_Information supplied_
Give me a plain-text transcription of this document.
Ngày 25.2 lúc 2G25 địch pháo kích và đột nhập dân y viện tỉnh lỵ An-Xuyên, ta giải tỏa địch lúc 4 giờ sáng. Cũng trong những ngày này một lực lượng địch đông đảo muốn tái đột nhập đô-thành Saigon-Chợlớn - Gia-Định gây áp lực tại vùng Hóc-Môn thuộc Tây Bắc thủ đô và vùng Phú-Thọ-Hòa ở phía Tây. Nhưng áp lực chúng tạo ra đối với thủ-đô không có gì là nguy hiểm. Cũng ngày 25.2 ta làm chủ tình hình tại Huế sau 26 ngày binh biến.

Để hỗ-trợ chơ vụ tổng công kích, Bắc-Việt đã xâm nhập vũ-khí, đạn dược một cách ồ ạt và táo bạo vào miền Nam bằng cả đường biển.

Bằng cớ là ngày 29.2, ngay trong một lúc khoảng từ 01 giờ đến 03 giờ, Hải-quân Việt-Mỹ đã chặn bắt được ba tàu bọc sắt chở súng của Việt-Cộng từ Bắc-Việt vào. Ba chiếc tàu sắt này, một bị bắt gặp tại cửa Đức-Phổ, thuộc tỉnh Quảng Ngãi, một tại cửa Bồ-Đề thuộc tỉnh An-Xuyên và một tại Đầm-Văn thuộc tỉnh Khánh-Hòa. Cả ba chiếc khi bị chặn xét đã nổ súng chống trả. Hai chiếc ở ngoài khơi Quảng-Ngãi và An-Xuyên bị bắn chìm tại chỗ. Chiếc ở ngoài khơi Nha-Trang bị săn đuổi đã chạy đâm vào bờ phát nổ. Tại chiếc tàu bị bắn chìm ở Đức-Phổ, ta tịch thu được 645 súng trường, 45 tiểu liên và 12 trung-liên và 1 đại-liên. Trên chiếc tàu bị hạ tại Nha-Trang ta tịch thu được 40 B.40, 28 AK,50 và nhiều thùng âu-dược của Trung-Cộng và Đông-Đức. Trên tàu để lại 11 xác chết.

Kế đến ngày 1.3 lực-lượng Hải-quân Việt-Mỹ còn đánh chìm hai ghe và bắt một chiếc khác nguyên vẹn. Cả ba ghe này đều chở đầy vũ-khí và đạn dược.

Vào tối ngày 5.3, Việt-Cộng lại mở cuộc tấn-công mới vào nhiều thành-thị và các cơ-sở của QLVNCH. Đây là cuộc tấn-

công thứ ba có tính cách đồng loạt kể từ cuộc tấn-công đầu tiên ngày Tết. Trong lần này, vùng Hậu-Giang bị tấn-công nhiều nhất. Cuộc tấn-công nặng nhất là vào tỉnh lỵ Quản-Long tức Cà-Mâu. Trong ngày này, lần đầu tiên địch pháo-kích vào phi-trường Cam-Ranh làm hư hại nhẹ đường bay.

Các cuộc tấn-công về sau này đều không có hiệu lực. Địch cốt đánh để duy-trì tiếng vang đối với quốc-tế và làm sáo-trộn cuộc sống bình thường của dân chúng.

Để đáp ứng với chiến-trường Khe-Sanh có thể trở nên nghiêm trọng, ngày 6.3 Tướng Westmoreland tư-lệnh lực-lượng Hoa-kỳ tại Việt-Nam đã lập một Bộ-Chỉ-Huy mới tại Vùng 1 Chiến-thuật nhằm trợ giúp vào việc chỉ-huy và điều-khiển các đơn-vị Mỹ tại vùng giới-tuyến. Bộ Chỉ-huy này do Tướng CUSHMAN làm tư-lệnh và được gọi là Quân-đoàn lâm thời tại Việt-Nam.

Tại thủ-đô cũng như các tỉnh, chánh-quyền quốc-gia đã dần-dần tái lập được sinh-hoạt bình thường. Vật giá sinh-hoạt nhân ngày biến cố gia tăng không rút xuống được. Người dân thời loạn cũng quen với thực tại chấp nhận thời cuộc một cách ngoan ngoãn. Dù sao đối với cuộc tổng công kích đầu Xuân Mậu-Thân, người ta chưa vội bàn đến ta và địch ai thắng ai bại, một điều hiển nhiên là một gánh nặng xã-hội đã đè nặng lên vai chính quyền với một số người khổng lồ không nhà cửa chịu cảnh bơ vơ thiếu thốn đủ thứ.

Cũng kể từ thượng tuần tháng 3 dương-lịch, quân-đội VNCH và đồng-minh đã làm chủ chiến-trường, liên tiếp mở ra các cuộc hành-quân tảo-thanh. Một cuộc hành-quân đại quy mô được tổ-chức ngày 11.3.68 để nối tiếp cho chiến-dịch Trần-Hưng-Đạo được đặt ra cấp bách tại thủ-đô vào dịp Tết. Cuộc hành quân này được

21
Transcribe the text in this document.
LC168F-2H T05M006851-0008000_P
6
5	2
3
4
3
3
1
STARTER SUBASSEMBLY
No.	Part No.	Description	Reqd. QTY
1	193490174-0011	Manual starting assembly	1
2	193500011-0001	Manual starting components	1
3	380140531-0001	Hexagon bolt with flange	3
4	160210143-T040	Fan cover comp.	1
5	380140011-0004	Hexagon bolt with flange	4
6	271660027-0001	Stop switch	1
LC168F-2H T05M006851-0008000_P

_Set problem_
Keep only the lines that hold the string "chúng", and copy them out.

_Worked solution_
Ngày 25.2 lúc 2G25 địch pháo kích và đột nhập dân y viện tỉnh lỵ An-Xuyên, ta giải tỏa địch lúc 4 giờ sáng. Cũng trong những ngày này một lực lượng địch đông đảo muốn tái đột nhập đô-thành Saigon-Chợlớn - Gia-Định gây áp lực tại vùng Hóc-Môn thuộc Tây Bắc thủ đô và vùng Phú-Thọ-Hòa ở phía Tây. Nhưng áp lực chúng tạo ra đối với thủ-đô không có gì là nguy hiểm. Cũng ngày 25.2 ta làm chủ tình hình tại Huế sau 26 ngày binh biến.
Các cuộc tấn-công về sau này đều không có hiệu lực. Địch cốt đánh để duy-trì tiếng vang đối với quốc-tế và làm sáo-trộn cuộc sống bình thường của dân chúng.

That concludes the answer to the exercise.